**Short task**
Count the lines below that include the word "白羊媚娘PK天蝎女皇" and write that number alone.

--- Start Extracted entries ---

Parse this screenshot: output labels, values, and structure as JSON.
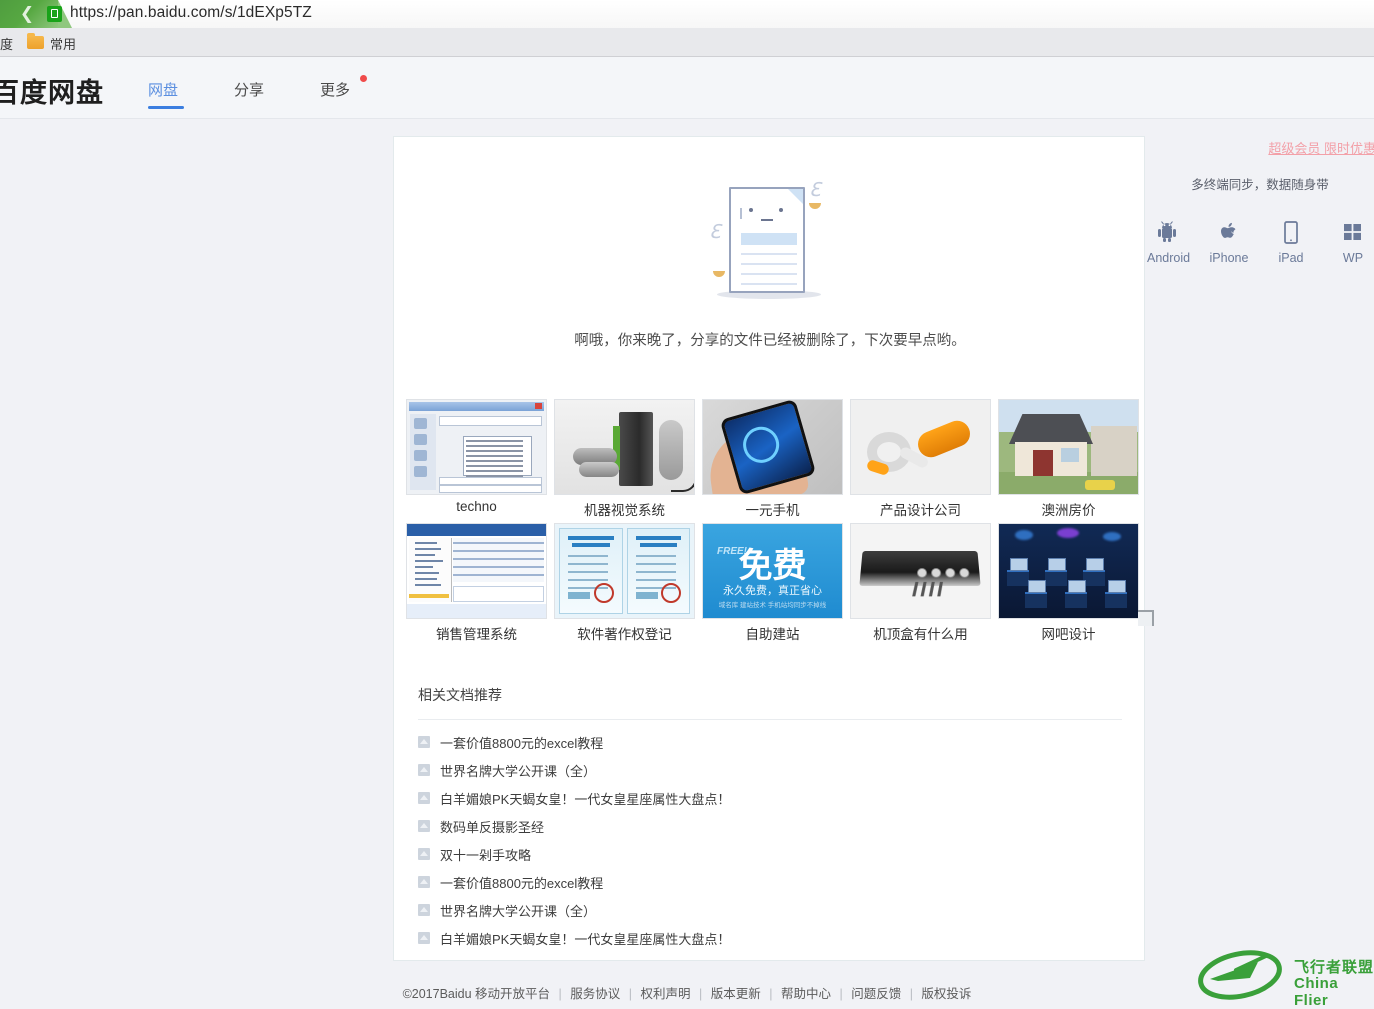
{
  "browser": {
    "back_icon": "chevron-left-icon",
    "lock_icon": "lock-icon",
    "url": "https://pan.baidu.com/s/1dEXp5TZ",
    "bookmarks": {
      "partial_label": "度",
      "folder_icon": "folder-icon",
      "folder_label": "常用"
    }
  },
  "header": {
    "logo": "百度网盘",
    "nav": [
      {
        "label": "网盘",
        "active": true
      },
      {
        "label": "分享",
        "active": false
      },
      {
        "label": "更多",
        "active": false,
        "badge": true
      }
    ],
    "vip_link": "超级会员 限时优惠"
  },
  "main": {
    "error_message": "啊哦，你来晚了，分享的文件已经被删除了，下次要早点哟。",
    "illustration": "broken-document-icon"
  },
  "thumbnails": {
    "rows": [
      [
        {
          "label": "techno",
          "art": "tn-win"
        },
        {
          "label": "机器视觉系统",
          "art": "tn-vision"
        },
        {
          "label": "一元手机",
          "art": "tn-phone"
        },
        {
          "label": "产品设计公司",
          "art": "tn-prod"
        },
        {
          "label": "澳洲房价",
          "art": "tn-house"
        }
      ],
      [
        {
          "label": "销售管理系统",
          "art": "tn-sales"
        },
        {
          "label": "软件著作权登记",
          "art": "tn-cert"
        },
        {
          "label": "自助建站",
          "art": "tn-free"
        },
        {
          "label": "机顶盒有什么用",
          "art": "tn-stb"
        },
        {
          "label": "网吧设计",
          "art": "tn-net"
        }
      ]
    ],
    "free_badge": {
      "big": "免费",
      "tag": "FREE!",
      "sub": "永久免费，真正省心",
      "sub2": "域名库  建站技术  手机站均同步不掉线"
    }
  },
  "related": {
    "title": "相关文档推荐",
    "items": [
      "一套价值8800元的excel教程",
      "世界名牌大学公开课（全）",
      "白羊媚娘PK天蝎女皇！一代女皇星座属性大盘点！",
      "数码单反摄影圣经",
      "双十一剁手攻略",
      "一套价值8800元的excel教程",
      "世界名牌大学公开课（全）",
      "白羊媚娘PK天蝎女皇！一代女皇星座属性大盘点！"
    ]
  },
  "sidebar": {
    "title": "多终端同步，数据随身带",
    "apps": [
      {
        "label": "Android",
        "icon": "android-icon"
      },
      {
        "label": "iPhone",
        "icon": "apple-icon"
      },
      {
        "label": "iPad",
        "icon": "tablet-icon"
      },
      {
        "label": "WP",
        "icon": "windows-phone-icon"
      }
    ]
  },
  "footer": {
    "copyright": "©2017Baidu 移动开放平台",
    "links": [
      "服务协议",
      "权利声明",
      "版本更新",
      "帮助中心",
      "问题反馈",
      "版权投诉"
    ]
  },
  "watermark": {
    "line1": "飞行者联盟",
    "line2": "China Flier",
    "color": "#3aa03a"
  },
  "colors": {
    "accent_blue": "#3b7ee0",
    "nav_active": "#5b8fe0",
    "vip_pink": "#f3a0a8",
    "page_bg": "#f1f2f6",
    "card_bg": "#ffffff",
    "badge_red": "#f04b4b"
  }
}
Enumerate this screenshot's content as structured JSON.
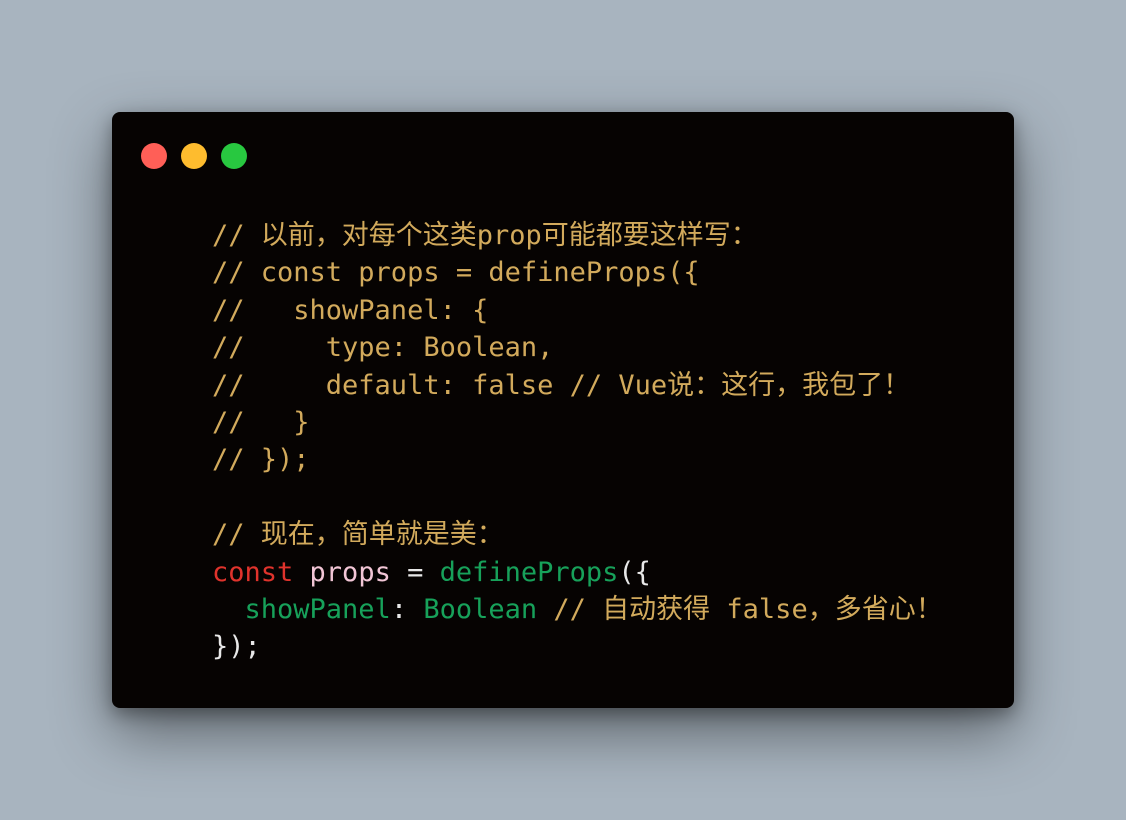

--- End Extracted entries ---

**Response to the exercise**
2